→ **STATED PROBLEM**: Write out all the entries word for word, but skip any images.
*** EXERCISE DATA
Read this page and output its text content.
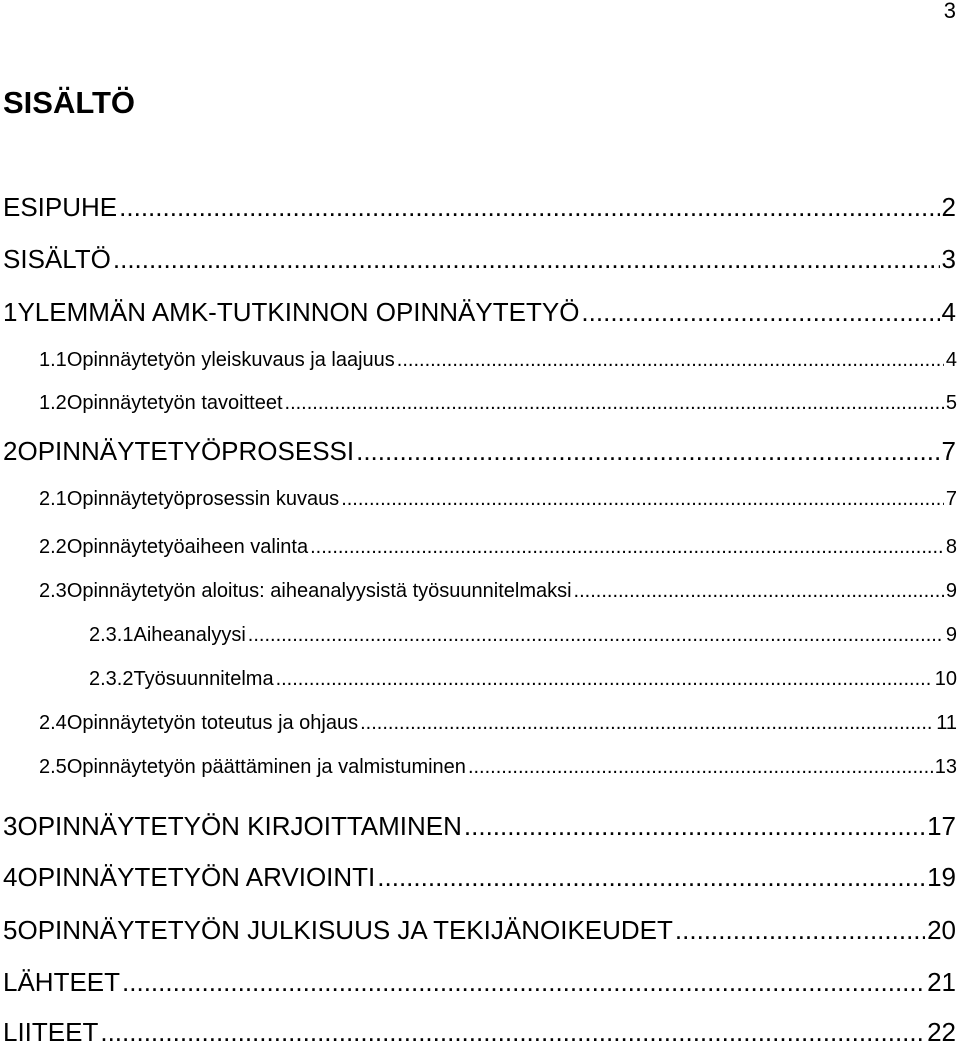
3
SISÄLTÖ
ESIPUHE .....	2
SISÄLTÖ .....	3
1 YLEMMÄN AMK-TUTKINNON OPINNÄYTETYÖ .....	4
1.1 Opinnäytetyön yleiskuvaus ja laajuus .....	4
1.2 Opinnäytetyön tavoitteet .....	5
2 OPINNÄYTETYÖPROSESSI .....	7
2.1 Opinnäytetyöprosessin kuvaus .....	7
2.2 Opinnäytetyöaiheen valinta .....	8
2.3 Opinnäytetyön aloitus: aiheanalyysistä työsuunnitelmaksi .....	9
2.3.1 Aiheanalyysi .....	9
2.3.2 Työsuunnitelma .....	10
2.4 Opinnäytetyön toteutus ja ohjaus .....	11
2.5 Opinnäytetyön päättäminen ja valmistuminen .....	13
3 OPINNÄYTETYÖN KIRJOITTAMINEN .....	17
4 OPINNÄYTETYÖN ARVIOINTI .....	19
5 OPINNÄYTETYÖN JULKISUUS JA TEKIJÄNOIKEUDET .....	20
LÄHTEET .....	21
LIITEET .....	22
******
→ **COMPLETE ANSWER**:
Read this page and output its text content.
3
SISÄLTÖ
ESIPUHE .....	2
SISÄLTÖ .....	3
1 YLEMMÄN AMK-TUTKINNON OPINNÄYTETYÖ .....	4
1.1 Opinnäytetyön yleiskuvaus ja laajuus .....	4
1.2 Opinnäytetyön tavoitteet .....	5
2 OPINNÄYTETYÖPROSESSI .....	7
2.1 Opinnäytetyöprosessin kuvaus .....	7
2.2 Opinnäytetyöaiheen valinta .....	8
2.3 Opinnäytetyön aloitus: aiheanalyysistä työsuunnitelmaksi .....	9
2.3.1 Aiheanalyysi .....	9
2.3.2 Työsuunnitelma .....	10
2.4 Opinnäytetyön toteutus ja ohjaus .....	11
2.5 Opinnäytetyön päättäminen ja valmistuminen .....	13
3 OPINNÄYTETYÖN KIRJOITTAMINEN .....	17
4 OPINNÄYTETYÖN ARVIOINTI .....	19
5 OPINNÄYTETYÖN JULKISUUS JA TEKIJÄNOIKEUDET .....	20
LÄHTEET .....	21
LIITEET .....	22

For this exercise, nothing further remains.